» **Provided entries**:

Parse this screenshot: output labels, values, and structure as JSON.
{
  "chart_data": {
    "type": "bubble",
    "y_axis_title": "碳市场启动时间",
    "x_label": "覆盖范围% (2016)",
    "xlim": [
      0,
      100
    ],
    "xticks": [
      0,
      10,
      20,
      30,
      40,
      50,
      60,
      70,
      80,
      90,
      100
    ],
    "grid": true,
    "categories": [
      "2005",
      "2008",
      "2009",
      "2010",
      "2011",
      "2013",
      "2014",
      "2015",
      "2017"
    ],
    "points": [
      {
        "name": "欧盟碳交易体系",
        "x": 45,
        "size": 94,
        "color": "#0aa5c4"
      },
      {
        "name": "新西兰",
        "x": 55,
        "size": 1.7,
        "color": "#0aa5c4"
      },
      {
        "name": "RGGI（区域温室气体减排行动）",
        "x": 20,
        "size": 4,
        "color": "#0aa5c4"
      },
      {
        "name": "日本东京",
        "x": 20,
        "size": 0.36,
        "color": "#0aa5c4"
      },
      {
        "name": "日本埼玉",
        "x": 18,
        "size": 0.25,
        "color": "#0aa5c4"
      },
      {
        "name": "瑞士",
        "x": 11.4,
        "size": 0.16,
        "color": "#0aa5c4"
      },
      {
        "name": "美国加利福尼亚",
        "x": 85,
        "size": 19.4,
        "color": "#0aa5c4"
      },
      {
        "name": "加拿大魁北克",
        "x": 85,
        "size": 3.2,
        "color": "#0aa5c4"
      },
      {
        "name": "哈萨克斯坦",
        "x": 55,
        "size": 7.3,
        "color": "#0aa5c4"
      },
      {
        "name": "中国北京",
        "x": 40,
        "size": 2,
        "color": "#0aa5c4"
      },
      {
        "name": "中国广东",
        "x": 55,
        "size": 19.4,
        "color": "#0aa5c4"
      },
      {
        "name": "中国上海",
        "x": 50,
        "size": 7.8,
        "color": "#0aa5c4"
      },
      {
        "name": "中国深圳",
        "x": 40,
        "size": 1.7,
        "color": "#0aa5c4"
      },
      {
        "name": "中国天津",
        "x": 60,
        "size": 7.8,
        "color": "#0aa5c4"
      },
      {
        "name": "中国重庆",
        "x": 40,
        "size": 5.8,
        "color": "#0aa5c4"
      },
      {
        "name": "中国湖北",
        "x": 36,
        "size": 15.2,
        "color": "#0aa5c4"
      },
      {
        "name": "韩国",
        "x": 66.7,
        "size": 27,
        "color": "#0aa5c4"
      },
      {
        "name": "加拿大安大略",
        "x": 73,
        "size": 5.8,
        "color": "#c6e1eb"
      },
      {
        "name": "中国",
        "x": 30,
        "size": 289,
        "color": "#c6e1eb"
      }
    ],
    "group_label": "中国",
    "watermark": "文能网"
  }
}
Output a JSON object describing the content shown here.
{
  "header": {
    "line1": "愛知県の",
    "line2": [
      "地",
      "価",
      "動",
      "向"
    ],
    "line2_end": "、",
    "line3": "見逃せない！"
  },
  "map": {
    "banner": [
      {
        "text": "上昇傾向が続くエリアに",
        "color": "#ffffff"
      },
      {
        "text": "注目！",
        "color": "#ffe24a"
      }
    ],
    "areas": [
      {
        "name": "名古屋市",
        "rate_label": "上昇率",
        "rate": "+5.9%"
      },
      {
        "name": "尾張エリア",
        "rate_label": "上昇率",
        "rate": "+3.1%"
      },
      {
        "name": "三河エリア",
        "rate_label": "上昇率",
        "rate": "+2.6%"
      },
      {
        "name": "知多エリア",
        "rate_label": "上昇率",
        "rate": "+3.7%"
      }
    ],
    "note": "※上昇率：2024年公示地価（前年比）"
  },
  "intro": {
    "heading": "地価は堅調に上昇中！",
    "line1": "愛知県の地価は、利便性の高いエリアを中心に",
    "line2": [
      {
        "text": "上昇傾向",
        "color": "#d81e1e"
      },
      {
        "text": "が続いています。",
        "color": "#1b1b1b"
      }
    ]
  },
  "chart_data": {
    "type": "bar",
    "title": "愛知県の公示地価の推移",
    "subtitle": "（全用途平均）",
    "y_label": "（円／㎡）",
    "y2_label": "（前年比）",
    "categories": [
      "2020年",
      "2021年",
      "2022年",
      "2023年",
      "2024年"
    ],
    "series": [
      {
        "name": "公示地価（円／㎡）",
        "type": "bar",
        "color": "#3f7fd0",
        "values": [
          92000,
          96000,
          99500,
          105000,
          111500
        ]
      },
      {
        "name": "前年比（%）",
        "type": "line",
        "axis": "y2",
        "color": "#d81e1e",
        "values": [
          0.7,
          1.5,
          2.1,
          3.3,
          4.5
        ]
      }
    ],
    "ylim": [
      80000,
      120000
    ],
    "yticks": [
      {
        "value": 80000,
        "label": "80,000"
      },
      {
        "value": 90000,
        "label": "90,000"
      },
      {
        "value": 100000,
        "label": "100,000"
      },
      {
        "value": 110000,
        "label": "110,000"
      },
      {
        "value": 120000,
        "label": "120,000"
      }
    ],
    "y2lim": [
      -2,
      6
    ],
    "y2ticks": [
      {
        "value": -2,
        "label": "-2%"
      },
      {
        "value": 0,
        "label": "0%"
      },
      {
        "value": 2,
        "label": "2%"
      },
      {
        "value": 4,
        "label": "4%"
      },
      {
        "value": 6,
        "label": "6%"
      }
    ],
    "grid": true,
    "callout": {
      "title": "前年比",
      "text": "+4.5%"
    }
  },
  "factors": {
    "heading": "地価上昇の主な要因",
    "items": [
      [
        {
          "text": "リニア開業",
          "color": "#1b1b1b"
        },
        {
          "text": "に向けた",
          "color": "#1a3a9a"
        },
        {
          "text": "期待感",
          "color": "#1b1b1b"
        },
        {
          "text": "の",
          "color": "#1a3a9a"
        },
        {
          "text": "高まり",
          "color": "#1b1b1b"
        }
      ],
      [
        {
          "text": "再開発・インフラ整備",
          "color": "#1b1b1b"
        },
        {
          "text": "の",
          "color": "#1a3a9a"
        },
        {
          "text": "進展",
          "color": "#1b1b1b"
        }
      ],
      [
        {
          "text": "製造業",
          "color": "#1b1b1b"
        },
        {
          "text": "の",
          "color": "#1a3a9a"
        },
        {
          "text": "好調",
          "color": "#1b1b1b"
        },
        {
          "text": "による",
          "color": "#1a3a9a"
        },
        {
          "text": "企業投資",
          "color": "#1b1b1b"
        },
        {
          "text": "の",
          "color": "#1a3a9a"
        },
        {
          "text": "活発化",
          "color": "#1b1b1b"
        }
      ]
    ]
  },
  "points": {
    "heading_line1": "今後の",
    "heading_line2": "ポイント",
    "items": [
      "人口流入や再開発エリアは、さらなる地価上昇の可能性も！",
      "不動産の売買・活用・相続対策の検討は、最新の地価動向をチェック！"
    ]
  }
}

» **Short task**: Reproduce the data, keeping every line exactly the same.

» **Complete output**:
Parse this screenshot: output labels, values, and structure as JSON.
{
  "chart_data": {
    "type": "bubble",
    "y_axis_title": "碳市场启动时间",
    "x_label": "覆盖范围% (2016)",
    "xlim": [
      0,
      100
    ],
    "xticks": [
      0,
      10,
      20,
      30,
      40,
      50,
      60,
      70,
      80,
      90,
      100
    ],
    "grid": true,
    "categories": [
      "2005",
      "2008",
      "2009",
      "2010",
      "2011",
      "2013",
      "2014",
      "2015",
      "2017"
    ],
    "points": [
      {
        "name": "欧盟碳交易体系",
        "x": 45,
        "size": 94,
        "color": "#0aa5c4"
      },
      {
        "name": "新西兰",
        "x": 55,
        "size": 1.7,
        "color": "#0aa5c4"
      },
      {
        "name": "RGGI（区域温室气体减排行动）",
        "x": 20,
        "size": 4,
        "color": "#0aa5c4"
      },
      {
        "name": "日本东京",
        "x": 20,
        "size": 0.36,
        "color": "#0aa5c4"
      },
      {
        "name": "日本埼玉",
        "x": 18,
        "size": 0.25,
        "color": "#0aa5c4"
      },
      {
        "name": "瑞士",
        "x": 11.4,
        "size": 0.16,
        "color": "#0aa5c4"
      },
      {
        "name": "美国加利福尼亚",
        "x": 85,
        "size": 19.4,
        "color": "#0aa5c4"
      },
      {
        "name": "加拿大魁北克",
        "x": 85,
        "size": 3.2,
        "color": "#0aa5c4"
      },
      {
        "name": "哈萨克斯坦",
        "x": 55,
        "size": 7.3,
        "color": "#0aa5c4"
      },
      {
        "name": "中国北京",
        "x": 40,
        "size": 2,
        "color": "#0aa5c4"
      },
      {
        "name": "中国广东",
        "x": 55,
        "size": 19.4,
        "color": "#0aa5c4"
      },
      {
        "name": "中国上海",
        "x": 50,
        "size": 7.8,
        "color": "#0aa5c4"
      },
      {
        "name": "中国深圳",
        "x": 40,
        "size": 1.7,
        "color": "#0aa5c4"
      },
      {
        "name": "中国天津",
        "x": 60,
        "size": 7.8,
        "color": "#0aa5c4"
      },
      {
        "name": "中国重庆",
        "x": 40,
        "size": 5.8,
        "color": "#0aa5c4"
      },
      {
        "name": "中国湖北",
        "x": 36,
        "size": 15.2,
        "color": "#0aa5c4"
      },
      {
        "name": "韩国",
        "x": 66.7,
        "size": 27,
        "color": "#0aa5c4"
      },
      {
        "name": "加拿大安大略",
        "x": 73,
        "size": 5.8,
        "color": "#c6e1eb"
      },
      {
        "name": "中国",
        "x": 30,
        "size": 289,
        "color": "#c6e1eb"
      }
    ],
    "group_label": "中国",
    "watermark": "文能网"
  }
}
Output a JSON object describing the content shown here.
{
  "header": {
    "line1": "愛知県の",
    "line2": [
      "地",
      "価",
      "動",
      "向"
    ],
    "line2_end": "、",
    "line3": "見逃せない！"
  },
  "map": {
    "banner": [
      {
        "text": "上昇傾向が続くエリアに",
        "color": "#ffffff"
      },
      {
        "text": "注目！",
        "color": "#ffe24a"
      }
    ],
    "areas": [
      {
        "name": "名古屋市",
        "rate_label": "上昇率",
        "rate": "+5.9%"
      },
      {
        "name": "尾張エリア",
        "rate_label": "上昇率",
        "rate": "+3.1%"
      },
      {
        "name": "三河エリア",
        "rate_label": "上昇率",
        "rate": "+2.6%"
      },
      {
        "name": "知多エリア",
        "rate_label": "上昇率",
        "rate": "+3.7%"
      }
    ],
    "note": "※上昇率：2024年公示地価（前年比）"
  },
  "intro": {
    "heading": "地価は堅調に上昇中！",
    "line1": "愛知県の地価は、利便性の高いエリアを中心に",
    "line2": [
      {
        "text": "上昇傾向",
        "color": "#d81e1e"
      },
      {
        "text": "が続いています。",
        "color": "#1b1b1b"
      }
    ]
  },
  "chart_data": {
    "type": "bar",
    "title": "愛知県の公示地価の推移",
    "subtitle": "（全用途平均）",
    "y_label": "（円／㎡）",
    "y2_label": "（前年比）",
    "categories": [
      "2020年",
      "2021年",
      "2022年",
      "2023年",
      "2024年"
    ],
    "series": [
      {
        "name": "公示地価（円／㎡）",
        "type": "bar",
        "color": "#3f7fd0",
        "values": [
          92000,
          96000,
          99500,
          105000,
          111500
        ]
      },
      {
        "name": "前年比（%）",
        "type": "line",
        "axis": "y2",
        "color": "#d81e1e",
        "values": [
          0.7,
          1.5,
          2.1,
          3.3,
          4.5
        ]
      }
    ],
    "ylim": [
      80000,
      120000
    ],
    "yticks": [
      {
        "value": 80000,
        "label": "80,000"
      },
      {
        "value": 90000,
        "label": "90,000"
      },
      {
        "value": 100000,
        "label": "100,000"
      },
      {
        "value": 110000,
        "label": "110,000"
      },
      {
        "value": 120000,
        "label": "120,000"
      }
    ],
    "y2lim": [
      -2,
      6
    ],
    "y2ticks": [
      {
        "value": -2,
        "label": "-2%"
      },
      {
        "value": 0,
        "label": "0%"
      },
      {
        "value": 2,
        "label": "2%"
      },
      {
        "value": 4,
        "label": "4%"
      },
      {
        "value": 6,
        "label": "6%"
      }
    ],
    "grid": true,
    "callout": {
      "title": "前年比",
      "text": "+4.5%"
    }
  },
  "factors": {
    "heading": "地価上昇の主な要因",
    "items": [
      [
        {
          "text": "リニア開業",
          "color": "#1b1b1b"
        },
        {
          "text": "に向けた",
          "color": "#1a3a9a"
        },
        {
          "text": "期待感",
          "color": "#1b1b1b"
        },
        {
          "text": "の",
          "color": "#1a3a9a"
        },
        {
          "text": "高まり",
          "color": "#1b1b1b"
        }
      ],
      [
        {
          "text": "再開発・インフラ整備",
          "color": "#1b1b1b"
        },
        {
          "text": "の",
          "color": "#1a3a9a"
        },
        {
          "text": "進展",
          "color": "#1b1b1b"
        }
      ],
      [
        {
          "text": "製造業",
          "color": "#1b1b1b"
        },
        {
          "text": "の",
          "color": "#1a3a9a"
        },
        {
          "text": "好調",
          "color": "#1b1b1b"
        },
        {
          "text": "による",
          "color": "#1a3a9a"
        },
        {
          "text": "企業投資",
          "color": "#1b1b1b"
        },
        {
          "text": "の",
          "color": "#1a3a9a"
        },
        {
          "text": "活発化",
          "color": "#1b1b1b"
        }
      ]
    ]
  },
  "points": {
    "heading_line1": "今後の",
    "heading_line2": "ポイント",
    "items": [
      "人口流入や再開発エリアは、さらなる地価上昇の可能性も！",
      "不動産の売買・活用・相続対策の検討は、最新の地価動向をチェック！"
    ]
  }
}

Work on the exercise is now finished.